__Task brief__
Show, in full, each line of the data that contains "加强监督管理".

__Records for this exercise__
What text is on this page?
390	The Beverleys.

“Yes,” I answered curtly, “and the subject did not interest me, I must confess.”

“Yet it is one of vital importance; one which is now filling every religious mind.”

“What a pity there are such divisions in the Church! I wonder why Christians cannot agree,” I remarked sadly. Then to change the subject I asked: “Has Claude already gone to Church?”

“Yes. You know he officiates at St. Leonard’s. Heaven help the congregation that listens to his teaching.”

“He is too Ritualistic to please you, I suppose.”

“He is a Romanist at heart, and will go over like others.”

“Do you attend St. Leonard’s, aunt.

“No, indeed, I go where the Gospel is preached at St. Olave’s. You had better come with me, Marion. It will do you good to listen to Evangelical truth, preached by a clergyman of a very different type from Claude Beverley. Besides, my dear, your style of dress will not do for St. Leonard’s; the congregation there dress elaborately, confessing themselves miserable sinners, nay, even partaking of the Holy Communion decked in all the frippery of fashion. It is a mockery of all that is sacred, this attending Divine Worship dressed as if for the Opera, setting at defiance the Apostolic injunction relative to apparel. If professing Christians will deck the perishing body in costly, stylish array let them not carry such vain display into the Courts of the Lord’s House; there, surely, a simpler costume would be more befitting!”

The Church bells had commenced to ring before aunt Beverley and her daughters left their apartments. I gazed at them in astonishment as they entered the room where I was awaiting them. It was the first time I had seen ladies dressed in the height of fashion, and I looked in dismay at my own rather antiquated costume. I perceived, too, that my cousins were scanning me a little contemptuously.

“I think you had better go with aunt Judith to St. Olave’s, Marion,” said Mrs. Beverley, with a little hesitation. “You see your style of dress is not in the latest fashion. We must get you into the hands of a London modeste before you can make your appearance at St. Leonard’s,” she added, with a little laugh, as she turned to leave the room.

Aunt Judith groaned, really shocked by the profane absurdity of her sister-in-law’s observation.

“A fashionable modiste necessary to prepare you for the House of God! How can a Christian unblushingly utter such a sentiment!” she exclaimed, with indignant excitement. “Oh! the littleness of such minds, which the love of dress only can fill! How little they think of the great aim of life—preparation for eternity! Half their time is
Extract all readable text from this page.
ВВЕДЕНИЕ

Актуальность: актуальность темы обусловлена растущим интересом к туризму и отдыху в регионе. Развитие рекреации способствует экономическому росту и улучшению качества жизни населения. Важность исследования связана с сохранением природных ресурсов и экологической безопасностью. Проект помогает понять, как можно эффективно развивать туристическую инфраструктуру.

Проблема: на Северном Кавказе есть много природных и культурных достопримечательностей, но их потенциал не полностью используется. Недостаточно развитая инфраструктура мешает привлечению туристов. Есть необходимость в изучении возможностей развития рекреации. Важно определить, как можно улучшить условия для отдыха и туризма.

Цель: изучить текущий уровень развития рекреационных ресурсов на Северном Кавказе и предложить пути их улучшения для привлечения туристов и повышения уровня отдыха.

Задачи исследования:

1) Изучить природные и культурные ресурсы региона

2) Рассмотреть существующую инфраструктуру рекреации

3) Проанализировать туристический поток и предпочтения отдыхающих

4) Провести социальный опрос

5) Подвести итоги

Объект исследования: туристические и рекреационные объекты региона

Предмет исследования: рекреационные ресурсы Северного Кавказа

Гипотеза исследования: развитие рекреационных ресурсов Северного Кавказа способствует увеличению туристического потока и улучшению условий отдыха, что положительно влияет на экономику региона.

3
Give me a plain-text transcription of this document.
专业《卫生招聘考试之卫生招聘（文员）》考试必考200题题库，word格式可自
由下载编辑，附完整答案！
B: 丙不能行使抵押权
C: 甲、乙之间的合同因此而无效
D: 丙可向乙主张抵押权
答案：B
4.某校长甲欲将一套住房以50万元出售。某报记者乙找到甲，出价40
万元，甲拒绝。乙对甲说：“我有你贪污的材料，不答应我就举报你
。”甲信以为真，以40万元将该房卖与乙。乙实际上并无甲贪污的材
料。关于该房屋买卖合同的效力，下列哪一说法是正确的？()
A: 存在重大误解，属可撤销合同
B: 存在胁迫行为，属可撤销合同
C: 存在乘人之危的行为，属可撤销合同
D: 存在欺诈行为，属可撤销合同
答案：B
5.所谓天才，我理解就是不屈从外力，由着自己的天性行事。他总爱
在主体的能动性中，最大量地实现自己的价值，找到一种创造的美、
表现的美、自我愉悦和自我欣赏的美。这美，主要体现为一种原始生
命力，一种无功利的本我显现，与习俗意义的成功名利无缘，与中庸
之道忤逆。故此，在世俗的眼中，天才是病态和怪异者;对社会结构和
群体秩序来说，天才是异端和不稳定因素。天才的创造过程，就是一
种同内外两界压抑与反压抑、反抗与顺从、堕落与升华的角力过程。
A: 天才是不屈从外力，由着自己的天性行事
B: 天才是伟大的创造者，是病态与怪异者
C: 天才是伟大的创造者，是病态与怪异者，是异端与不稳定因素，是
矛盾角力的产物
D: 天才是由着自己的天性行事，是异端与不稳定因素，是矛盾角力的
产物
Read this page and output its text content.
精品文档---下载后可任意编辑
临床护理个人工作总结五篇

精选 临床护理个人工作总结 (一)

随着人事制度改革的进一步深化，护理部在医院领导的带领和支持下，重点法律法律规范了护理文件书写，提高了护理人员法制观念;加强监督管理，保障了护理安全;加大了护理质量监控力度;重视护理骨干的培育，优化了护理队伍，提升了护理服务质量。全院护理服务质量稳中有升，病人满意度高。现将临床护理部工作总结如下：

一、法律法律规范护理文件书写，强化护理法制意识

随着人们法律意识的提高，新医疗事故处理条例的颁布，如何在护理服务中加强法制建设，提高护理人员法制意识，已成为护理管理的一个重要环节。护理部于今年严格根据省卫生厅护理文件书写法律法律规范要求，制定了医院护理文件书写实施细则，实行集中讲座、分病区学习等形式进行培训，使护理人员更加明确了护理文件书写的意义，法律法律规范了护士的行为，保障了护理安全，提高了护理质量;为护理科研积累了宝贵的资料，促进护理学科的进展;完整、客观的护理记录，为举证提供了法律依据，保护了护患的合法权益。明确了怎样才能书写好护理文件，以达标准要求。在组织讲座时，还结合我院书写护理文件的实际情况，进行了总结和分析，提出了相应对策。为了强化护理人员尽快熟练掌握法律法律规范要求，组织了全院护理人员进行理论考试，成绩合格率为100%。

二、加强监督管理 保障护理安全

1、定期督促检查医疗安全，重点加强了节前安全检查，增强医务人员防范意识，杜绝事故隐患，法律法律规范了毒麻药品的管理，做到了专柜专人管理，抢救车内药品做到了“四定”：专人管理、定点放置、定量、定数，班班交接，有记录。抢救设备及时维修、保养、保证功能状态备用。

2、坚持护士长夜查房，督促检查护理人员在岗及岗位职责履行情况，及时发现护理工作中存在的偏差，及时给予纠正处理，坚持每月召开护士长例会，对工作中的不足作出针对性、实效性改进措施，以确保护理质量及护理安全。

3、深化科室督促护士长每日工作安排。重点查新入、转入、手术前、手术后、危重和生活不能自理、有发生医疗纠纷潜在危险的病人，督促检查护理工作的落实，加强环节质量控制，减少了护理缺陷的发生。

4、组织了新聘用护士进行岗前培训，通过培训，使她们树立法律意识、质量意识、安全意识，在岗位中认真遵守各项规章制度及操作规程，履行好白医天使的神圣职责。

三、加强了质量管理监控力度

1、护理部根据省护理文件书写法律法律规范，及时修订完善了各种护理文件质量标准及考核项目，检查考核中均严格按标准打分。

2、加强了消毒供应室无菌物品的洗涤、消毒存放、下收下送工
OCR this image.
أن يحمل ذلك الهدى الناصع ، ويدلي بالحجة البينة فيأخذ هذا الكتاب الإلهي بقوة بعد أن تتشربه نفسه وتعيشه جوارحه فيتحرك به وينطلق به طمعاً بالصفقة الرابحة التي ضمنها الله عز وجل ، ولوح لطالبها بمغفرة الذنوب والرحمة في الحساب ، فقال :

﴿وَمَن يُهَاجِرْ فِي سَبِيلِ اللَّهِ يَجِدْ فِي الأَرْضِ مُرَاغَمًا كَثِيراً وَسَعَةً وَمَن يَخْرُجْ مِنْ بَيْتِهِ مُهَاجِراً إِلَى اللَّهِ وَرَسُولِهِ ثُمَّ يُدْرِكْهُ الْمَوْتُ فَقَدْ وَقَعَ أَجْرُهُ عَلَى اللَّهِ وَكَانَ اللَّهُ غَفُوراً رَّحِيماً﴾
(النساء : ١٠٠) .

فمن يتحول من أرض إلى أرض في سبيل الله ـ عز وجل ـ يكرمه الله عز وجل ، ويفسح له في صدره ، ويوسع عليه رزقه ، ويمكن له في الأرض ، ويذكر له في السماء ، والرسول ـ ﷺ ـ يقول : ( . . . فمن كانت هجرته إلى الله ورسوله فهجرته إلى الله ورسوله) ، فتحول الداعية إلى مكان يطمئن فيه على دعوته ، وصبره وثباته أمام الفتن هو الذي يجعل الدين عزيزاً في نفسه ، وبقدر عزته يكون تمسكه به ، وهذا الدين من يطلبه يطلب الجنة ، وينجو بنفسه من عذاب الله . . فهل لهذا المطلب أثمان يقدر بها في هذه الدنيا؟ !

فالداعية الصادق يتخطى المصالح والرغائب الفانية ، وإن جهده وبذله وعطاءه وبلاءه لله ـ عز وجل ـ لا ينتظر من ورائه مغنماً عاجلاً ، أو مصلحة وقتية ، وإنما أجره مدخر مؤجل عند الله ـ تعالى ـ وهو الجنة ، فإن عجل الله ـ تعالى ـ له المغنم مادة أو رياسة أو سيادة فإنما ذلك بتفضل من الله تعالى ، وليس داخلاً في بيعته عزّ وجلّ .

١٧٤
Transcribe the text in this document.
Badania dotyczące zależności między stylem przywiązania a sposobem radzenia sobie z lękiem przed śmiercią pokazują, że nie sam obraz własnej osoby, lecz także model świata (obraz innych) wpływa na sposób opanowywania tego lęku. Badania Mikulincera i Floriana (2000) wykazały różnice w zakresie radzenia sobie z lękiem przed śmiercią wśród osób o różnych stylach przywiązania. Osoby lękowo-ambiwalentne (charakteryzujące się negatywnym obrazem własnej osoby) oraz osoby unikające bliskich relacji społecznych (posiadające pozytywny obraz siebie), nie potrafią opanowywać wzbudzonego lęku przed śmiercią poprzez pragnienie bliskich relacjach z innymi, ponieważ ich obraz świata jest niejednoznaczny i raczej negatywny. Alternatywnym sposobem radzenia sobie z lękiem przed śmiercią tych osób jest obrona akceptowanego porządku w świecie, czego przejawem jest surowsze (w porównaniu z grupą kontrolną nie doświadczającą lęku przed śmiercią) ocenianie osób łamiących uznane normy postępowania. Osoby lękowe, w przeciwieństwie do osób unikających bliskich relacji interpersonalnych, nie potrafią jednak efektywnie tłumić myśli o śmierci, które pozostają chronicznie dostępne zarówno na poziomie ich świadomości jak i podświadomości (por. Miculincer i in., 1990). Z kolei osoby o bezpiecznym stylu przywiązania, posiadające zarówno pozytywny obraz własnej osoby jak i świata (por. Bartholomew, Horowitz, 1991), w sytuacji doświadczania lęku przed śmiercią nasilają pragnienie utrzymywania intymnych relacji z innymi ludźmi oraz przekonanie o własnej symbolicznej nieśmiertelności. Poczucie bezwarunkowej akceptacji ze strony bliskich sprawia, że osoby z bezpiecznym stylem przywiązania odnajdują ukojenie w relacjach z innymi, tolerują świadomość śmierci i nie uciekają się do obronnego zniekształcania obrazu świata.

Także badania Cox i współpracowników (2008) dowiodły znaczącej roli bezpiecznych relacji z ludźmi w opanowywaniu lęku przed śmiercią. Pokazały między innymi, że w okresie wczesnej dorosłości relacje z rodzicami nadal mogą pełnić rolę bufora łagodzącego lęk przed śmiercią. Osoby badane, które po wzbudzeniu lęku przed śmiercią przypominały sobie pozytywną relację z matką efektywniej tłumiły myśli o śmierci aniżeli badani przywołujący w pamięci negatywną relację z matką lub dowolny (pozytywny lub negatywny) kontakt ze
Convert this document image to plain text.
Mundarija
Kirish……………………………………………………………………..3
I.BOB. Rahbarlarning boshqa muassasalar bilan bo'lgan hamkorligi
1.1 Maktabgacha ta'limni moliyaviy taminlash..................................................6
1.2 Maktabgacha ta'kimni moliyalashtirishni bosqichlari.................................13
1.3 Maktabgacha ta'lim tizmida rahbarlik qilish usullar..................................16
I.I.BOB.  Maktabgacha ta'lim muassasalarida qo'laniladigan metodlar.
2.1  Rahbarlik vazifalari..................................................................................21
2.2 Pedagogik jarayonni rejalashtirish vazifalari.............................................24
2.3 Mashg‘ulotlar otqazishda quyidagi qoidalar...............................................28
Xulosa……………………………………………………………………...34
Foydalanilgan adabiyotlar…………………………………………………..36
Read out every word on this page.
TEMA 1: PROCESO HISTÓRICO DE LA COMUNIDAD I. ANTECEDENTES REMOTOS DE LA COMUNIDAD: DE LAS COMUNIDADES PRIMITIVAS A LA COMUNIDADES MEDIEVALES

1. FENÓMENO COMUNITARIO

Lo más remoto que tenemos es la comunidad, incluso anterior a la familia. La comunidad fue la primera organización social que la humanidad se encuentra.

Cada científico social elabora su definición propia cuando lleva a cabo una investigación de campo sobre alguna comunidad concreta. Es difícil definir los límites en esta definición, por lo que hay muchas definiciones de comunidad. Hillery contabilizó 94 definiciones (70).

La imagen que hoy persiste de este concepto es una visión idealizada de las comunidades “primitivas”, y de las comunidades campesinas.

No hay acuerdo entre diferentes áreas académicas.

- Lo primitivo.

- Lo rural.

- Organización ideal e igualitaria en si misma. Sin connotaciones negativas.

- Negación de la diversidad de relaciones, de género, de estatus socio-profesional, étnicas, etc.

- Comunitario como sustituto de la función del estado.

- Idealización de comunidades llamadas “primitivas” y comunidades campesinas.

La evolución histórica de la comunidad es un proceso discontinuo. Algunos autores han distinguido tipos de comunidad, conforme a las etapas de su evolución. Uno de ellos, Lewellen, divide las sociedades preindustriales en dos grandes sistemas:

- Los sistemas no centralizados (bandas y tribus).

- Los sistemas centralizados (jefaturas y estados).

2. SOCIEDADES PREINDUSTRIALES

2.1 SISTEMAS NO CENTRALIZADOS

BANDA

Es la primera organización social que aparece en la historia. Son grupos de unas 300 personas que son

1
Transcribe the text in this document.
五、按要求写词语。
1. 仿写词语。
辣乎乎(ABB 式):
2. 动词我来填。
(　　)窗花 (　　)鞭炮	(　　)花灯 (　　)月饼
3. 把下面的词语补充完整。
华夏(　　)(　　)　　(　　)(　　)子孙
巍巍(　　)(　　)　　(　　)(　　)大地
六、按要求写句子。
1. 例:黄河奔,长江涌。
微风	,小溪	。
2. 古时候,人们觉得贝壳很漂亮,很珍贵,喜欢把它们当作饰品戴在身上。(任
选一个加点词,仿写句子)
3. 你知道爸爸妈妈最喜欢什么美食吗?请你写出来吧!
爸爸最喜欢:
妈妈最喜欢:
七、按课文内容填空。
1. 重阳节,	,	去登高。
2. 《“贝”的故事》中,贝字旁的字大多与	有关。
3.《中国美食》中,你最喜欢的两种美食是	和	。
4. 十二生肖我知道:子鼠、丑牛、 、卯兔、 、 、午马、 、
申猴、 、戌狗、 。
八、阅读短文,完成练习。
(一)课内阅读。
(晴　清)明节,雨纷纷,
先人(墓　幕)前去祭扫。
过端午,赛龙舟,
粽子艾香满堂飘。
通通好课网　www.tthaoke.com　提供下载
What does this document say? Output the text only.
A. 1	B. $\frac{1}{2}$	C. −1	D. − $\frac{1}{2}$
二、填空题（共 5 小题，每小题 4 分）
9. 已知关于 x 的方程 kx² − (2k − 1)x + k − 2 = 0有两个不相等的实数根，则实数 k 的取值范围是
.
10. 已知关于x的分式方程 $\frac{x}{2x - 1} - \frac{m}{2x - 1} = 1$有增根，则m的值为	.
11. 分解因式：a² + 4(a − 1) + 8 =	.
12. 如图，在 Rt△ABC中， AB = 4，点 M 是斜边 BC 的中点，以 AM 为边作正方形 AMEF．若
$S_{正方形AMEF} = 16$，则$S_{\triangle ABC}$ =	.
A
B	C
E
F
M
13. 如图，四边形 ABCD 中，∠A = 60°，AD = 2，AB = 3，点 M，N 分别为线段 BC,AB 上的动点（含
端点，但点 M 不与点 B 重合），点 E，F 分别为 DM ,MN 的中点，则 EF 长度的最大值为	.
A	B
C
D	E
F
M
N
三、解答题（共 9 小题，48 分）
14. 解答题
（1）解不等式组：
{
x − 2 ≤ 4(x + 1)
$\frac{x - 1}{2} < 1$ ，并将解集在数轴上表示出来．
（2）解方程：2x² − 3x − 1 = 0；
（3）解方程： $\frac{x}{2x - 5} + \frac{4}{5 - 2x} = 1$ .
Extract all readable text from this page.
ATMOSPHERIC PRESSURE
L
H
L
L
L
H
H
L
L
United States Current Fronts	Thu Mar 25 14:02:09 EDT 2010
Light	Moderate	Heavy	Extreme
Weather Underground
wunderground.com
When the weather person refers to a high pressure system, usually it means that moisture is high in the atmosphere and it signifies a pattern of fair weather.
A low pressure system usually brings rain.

__Answer to this task__
随着人事制度改革的进一步深化，护理部在医院领导的带领和支持下，重点法律法律规范了护理文件书写，提高了护理人员法制观念;加强监督管理，保障了护理安全;加大了护理质量监控力度;重视护理骨干的培育，优化了护理队伍，提升了护理服务质量。全院护理服务质量稳中有升，病人满意度高。现将临床护理部工作总结如下：
二、加强监督管理 保障护理安全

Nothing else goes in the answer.